Exercise instructions: Quote all entries exactly, leaving pictures aside.

--

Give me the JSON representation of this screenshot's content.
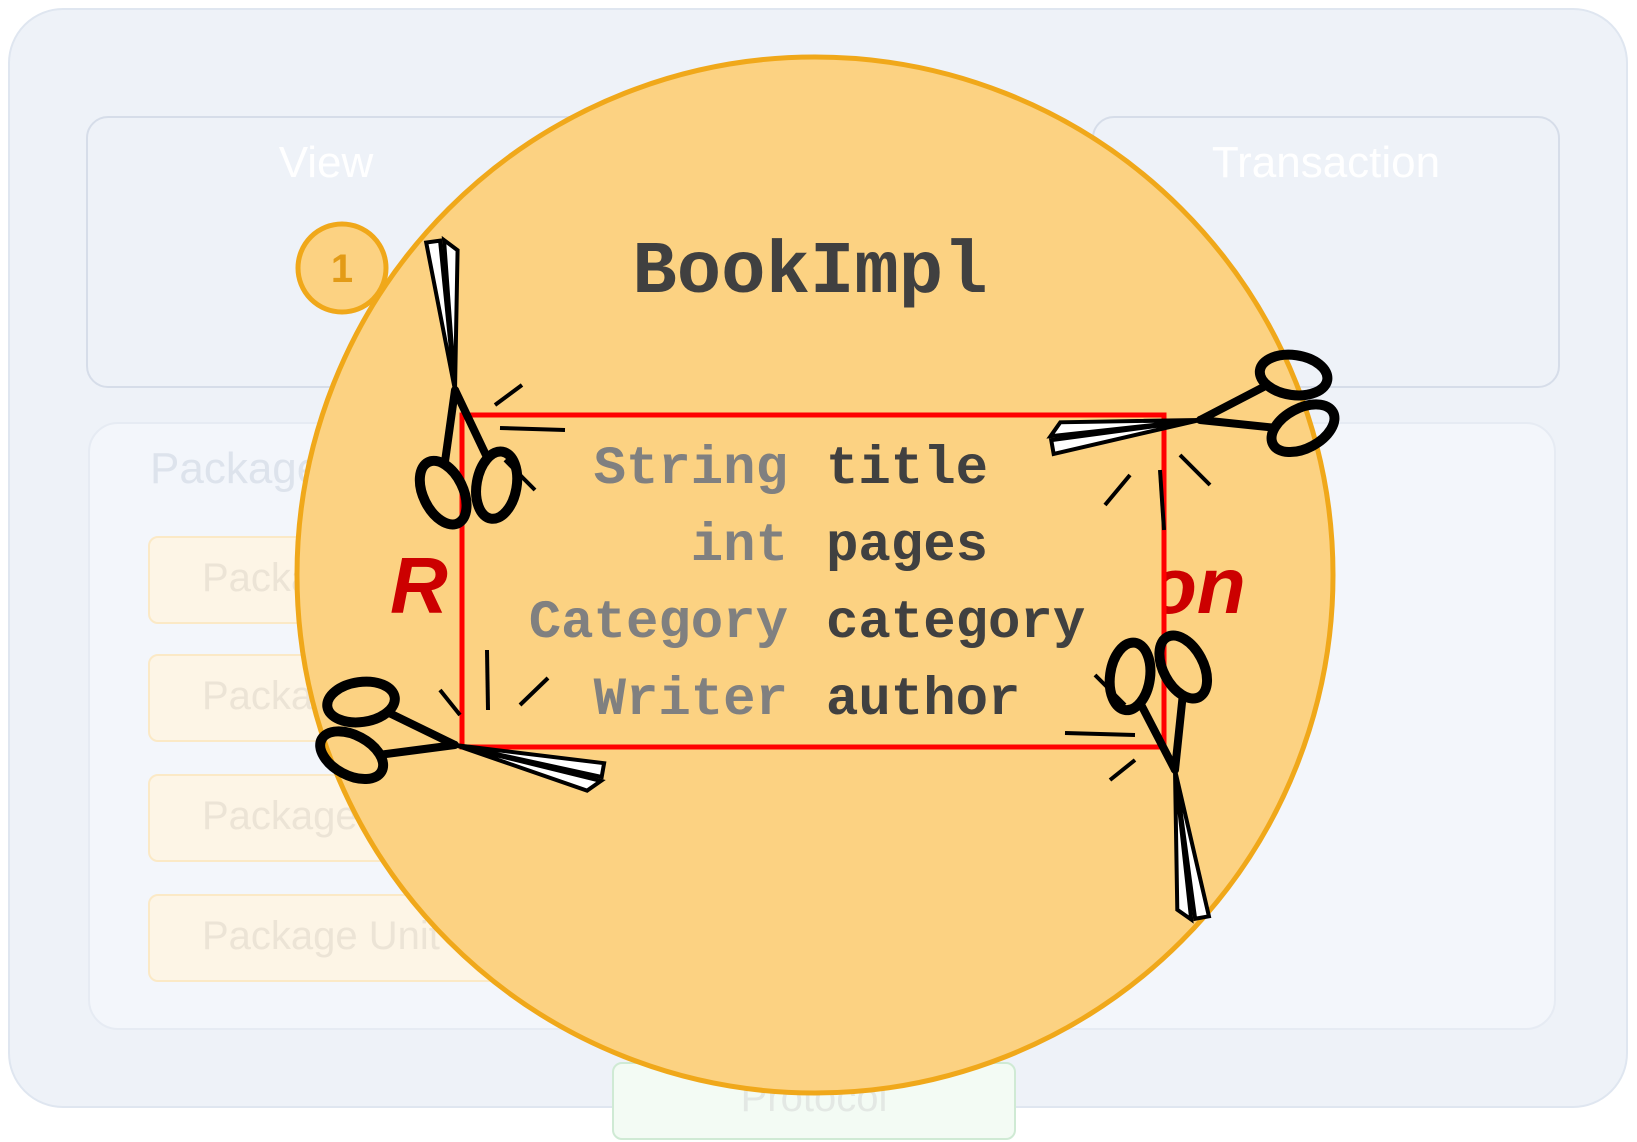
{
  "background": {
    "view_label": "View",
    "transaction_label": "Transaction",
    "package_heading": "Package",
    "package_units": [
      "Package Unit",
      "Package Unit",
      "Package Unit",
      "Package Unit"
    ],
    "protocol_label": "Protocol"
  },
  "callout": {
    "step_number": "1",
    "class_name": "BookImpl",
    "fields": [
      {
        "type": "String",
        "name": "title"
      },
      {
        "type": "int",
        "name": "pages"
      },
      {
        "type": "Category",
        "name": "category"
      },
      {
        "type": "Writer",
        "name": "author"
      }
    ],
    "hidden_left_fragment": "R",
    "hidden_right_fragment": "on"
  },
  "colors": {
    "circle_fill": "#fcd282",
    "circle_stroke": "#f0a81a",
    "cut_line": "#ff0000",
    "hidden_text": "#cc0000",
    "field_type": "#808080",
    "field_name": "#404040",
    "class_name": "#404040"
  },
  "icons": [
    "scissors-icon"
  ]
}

--

Written solution:
Give me the JSON representation of this screenshot's content.
{
  "background": {
    "view_label": "View",
    "transaction_label": "Transaction",
    "package_heading": "Package",
    "package_units": [
      "Package Unit",
      "Package Unit",
      "Package Unit",
      "Package Unit"
    ],
    "protocol_label": "Protocol"
  },
  "callout": {
    "step_number": "1",
    "class_name": "BookImpl",
    "fields": [
      {
        "type": "String",
        "name": "title"
      },
      {
        "type": "int",
        "name": "pages"
      },
      {
        "type": "Category",
        "name": "category"
      },
      {
        "type": "Writer",
        "name": "author"
      }
    ],
    "hidden_left_fragment": "R",
    "hidden_right_fragment": "on"
  },
  "colors": {
    "circle_fill": "#fcd282",
    "circle_stroke": "#f0a81a",
    "cut_line": "#ff0000",
    "hidden_text": "#cc0000",
    "field_type": "#808080",
    "field_name": "#404040",
    "class_name": "#404040"
  },
  "icons": [
    "scissors-icon"
  ]
}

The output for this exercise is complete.